• _Requirement_
Give the entries again exactly, every one of them.

• _Records to use_
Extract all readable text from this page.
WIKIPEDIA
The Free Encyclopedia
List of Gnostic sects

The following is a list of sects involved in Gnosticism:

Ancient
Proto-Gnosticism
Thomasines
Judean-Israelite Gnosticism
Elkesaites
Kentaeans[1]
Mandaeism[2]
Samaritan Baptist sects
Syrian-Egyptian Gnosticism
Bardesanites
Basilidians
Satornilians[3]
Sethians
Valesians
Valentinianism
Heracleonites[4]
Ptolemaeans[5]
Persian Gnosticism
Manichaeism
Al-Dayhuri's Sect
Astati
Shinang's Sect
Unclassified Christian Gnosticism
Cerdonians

• _Result for this task_
Extract all readable text from this page.
WIKIPEDIA
The Free Encyclopedia
List of Gnostic sects

The following is a list of sects involved in Gnosticism:

Ancient
Proto-Gnosticism
Thomasines
Judean-Israelite Gnosticism
Elkesaites
Kentaeans[1]
Mandaeism[2]
Samaritan Baptist sects
Syrian-Egyptian Gnosticism
Bardesanites
Basilidians
Satornilians[3]
Sethians
Valesians
Valentinianism
Heracleonites[4]
Ptolemaeans[5]
Persian Gnosticism
Manichaeism
Al-Dayhuri's Sect
Astati
Shinang's Sect
Unclassified Christian Gnosticism
Cerdonians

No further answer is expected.